┌─ Records provided
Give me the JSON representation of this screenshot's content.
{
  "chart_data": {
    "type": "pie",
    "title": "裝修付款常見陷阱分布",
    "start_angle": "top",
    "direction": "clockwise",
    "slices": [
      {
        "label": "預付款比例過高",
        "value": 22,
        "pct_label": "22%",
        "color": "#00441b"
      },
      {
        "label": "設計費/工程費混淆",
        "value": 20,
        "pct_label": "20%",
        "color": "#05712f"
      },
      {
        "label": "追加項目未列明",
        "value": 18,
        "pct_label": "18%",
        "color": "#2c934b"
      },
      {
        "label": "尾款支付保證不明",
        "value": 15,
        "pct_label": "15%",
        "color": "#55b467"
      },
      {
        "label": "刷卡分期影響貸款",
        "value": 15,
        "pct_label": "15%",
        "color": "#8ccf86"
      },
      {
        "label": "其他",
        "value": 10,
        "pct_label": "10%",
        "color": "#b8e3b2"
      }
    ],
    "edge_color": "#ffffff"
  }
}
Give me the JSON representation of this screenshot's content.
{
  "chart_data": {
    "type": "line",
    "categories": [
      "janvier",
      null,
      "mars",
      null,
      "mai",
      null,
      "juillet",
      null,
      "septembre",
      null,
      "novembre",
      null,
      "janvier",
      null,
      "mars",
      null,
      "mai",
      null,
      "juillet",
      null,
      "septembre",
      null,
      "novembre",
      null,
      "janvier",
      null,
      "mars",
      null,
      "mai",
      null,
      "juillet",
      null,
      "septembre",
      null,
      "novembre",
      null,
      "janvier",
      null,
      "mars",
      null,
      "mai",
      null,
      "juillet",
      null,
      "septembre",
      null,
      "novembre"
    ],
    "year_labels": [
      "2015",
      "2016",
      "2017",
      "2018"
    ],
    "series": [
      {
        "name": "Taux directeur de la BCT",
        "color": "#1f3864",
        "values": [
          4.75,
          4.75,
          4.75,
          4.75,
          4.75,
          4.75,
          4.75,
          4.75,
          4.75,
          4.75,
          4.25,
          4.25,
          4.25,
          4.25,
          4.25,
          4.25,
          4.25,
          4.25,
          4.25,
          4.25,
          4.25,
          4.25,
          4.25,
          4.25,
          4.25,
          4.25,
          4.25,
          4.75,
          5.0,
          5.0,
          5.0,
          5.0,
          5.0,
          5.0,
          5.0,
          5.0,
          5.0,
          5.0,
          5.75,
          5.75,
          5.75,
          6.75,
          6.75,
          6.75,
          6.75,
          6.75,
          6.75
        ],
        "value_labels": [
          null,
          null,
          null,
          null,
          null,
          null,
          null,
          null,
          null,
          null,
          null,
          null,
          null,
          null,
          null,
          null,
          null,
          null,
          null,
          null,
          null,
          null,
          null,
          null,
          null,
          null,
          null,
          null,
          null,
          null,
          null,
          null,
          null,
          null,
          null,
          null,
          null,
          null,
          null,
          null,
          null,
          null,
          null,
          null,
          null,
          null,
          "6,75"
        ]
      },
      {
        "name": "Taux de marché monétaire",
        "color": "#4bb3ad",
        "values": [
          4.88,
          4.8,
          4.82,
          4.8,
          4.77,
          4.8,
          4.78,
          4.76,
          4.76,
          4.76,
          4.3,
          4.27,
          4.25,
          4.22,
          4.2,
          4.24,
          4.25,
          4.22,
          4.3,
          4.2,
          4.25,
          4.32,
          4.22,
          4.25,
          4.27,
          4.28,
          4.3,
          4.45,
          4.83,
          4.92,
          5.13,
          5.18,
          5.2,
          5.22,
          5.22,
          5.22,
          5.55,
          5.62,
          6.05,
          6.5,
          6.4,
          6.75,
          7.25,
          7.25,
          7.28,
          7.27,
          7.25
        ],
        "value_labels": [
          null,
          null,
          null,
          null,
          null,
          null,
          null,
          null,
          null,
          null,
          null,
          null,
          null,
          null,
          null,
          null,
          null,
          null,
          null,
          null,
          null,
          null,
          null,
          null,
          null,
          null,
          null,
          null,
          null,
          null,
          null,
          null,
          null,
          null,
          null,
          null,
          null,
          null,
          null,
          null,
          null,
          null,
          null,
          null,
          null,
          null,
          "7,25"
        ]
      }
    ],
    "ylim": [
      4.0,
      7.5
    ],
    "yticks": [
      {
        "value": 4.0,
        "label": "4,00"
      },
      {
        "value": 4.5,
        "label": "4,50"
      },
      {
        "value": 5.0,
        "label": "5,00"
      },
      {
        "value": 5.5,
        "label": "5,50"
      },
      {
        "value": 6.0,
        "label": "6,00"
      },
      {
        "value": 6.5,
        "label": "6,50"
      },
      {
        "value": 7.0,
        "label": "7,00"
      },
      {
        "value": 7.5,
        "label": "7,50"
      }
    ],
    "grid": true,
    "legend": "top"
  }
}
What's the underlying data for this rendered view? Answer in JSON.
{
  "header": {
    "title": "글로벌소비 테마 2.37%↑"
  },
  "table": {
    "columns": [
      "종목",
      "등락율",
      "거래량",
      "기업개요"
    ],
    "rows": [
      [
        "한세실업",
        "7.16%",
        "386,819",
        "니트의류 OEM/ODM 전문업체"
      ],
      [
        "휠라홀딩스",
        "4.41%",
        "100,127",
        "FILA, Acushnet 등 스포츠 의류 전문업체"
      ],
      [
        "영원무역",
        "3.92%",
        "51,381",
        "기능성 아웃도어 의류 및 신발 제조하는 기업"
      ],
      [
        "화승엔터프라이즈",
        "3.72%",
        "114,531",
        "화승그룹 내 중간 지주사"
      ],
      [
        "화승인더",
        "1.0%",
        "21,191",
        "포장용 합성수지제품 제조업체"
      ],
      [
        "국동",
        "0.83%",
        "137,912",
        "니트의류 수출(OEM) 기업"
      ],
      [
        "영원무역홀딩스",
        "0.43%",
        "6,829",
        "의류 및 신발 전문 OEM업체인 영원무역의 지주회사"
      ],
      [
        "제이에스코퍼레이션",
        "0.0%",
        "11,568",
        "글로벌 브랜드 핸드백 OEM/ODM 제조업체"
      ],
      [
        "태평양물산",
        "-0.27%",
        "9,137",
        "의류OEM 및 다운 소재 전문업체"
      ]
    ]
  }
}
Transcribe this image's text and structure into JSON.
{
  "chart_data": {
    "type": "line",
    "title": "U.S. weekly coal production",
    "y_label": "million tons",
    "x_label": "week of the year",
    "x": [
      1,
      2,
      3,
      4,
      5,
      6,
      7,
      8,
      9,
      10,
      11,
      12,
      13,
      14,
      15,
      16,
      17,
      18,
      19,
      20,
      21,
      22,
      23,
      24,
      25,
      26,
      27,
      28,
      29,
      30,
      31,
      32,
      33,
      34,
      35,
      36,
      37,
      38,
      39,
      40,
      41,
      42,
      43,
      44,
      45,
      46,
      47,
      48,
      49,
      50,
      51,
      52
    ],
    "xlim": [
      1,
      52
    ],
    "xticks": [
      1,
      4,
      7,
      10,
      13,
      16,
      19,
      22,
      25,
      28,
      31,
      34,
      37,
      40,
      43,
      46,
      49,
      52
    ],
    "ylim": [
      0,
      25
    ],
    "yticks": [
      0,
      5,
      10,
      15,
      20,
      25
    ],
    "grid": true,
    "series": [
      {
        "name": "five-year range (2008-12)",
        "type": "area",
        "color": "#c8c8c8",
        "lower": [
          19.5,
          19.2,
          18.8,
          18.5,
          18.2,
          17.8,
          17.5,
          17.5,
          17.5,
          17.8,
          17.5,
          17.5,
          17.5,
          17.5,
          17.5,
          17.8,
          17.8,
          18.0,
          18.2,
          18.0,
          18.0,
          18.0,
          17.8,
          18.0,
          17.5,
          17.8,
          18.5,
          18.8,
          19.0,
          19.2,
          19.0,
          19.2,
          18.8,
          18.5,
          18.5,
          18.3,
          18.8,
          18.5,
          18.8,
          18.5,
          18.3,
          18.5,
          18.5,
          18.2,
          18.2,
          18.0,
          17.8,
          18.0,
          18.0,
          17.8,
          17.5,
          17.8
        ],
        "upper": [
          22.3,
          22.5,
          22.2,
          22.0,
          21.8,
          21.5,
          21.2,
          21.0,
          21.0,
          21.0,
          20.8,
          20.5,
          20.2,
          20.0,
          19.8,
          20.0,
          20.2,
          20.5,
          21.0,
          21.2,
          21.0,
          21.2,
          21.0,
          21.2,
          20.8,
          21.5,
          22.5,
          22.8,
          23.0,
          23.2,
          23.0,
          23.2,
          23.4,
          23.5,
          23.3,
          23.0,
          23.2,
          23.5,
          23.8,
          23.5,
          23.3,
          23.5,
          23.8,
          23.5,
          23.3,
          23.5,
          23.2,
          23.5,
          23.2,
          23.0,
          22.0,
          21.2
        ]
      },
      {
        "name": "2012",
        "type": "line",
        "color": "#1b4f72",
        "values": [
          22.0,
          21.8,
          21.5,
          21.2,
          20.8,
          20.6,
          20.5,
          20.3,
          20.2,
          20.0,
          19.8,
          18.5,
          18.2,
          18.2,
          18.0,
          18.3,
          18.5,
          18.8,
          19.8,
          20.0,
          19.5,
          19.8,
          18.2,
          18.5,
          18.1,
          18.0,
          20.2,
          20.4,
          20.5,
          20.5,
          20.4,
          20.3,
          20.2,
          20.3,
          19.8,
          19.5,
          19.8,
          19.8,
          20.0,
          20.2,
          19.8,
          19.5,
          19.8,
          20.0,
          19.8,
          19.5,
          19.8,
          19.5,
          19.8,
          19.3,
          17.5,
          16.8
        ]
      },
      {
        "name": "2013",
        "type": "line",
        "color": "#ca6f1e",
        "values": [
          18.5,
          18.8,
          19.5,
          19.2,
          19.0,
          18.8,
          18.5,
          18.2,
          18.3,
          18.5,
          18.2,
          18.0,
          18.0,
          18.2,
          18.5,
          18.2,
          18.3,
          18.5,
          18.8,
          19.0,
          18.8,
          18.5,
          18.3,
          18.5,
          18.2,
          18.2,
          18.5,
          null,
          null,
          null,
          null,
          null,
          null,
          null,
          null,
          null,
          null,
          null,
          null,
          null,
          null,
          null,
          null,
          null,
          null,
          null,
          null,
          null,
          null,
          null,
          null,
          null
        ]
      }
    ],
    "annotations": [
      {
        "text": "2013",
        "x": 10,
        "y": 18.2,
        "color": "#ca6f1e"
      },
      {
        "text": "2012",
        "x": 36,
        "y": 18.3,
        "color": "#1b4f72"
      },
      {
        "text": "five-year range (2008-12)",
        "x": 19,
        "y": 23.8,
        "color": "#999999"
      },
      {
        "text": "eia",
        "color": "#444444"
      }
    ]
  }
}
└─
• [Objective]
In the entries above, how many lines contain the word "five"? Answer with the number only.

• [Answer to this task]
2